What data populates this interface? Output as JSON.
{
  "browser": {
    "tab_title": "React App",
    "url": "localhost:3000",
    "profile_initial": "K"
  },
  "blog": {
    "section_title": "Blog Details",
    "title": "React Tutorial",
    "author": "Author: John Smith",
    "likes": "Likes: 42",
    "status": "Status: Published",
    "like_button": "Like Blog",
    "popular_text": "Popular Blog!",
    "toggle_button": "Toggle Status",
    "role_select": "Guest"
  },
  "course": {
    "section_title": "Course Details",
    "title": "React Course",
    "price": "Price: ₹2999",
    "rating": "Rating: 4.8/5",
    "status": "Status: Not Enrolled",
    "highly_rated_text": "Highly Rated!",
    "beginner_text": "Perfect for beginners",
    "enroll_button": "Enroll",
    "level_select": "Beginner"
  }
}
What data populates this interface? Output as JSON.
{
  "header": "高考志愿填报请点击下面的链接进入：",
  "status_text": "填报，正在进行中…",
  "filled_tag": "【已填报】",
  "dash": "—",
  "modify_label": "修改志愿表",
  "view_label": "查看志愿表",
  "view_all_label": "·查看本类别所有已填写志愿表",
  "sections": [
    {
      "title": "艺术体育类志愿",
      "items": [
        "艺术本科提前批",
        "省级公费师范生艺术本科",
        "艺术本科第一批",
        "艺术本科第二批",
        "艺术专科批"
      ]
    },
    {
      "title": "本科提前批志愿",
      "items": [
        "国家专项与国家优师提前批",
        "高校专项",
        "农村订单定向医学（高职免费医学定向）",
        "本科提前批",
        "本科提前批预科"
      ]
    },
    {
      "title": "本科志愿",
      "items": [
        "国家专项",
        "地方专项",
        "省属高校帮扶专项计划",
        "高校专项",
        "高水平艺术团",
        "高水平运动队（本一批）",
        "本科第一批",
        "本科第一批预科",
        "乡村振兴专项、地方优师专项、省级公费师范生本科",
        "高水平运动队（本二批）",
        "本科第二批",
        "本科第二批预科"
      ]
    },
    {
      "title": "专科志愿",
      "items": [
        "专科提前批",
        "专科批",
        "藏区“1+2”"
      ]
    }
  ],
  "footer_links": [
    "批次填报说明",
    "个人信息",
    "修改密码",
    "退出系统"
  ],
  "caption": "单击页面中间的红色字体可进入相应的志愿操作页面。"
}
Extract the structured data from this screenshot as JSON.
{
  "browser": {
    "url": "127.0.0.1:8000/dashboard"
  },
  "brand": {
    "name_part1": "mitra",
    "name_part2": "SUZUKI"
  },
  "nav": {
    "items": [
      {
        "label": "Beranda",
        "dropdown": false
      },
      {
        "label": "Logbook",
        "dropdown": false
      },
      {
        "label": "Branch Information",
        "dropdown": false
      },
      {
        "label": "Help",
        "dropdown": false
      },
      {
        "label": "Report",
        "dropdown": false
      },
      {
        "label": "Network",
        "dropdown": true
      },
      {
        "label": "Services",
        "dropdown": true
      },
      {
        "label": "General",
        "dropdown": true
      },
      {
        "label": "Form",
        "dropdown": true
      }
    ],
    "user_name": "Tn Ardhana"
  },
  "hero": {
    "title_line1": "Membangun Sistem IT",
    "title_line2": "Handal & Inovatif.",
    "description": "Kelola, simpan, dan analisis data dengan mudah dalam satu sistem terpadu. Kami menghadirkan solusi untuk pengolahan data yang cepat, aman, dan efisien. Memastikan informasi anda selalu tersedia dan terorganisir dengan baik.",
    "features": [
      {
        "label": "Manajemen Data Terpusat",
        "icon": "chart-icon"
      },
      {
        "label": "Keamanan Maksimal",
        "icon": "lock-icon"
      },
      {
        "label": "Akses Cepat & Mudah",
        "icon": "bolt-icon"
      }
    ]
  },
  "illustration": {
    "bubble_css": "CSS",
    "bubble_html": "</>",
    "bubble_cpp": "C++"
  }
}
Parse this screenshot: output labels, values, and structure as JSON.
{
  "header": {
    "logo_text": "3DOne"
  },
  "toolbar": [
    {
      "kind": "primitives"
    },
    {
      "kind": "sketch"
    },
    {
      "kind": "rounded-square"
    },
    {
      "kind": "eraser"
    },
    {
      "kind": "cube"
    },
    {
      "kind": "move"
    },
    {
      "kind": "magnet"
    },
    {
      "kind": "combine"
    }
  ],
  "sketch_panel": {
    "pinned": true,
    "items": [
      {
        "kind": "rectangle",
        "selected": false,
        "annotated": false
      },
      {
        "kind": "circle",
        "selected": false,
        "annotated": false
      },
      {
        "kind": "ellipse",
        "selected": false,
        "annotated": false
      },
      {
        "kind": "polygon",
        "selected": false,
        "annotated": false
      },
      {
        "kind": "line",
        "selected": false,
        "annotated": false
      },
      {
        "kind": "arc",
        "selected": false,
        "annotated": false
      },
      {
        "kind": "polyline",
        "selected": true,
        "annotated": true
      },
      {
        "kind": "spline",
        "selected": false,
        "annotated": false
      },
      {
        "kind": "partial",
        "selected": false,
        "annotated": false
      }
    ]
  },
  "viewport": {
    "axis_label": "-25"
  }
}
##########
List every line in the records above that contains the word "Details".

    "section_title": "Blog Details",
    "section_title": "Course Details",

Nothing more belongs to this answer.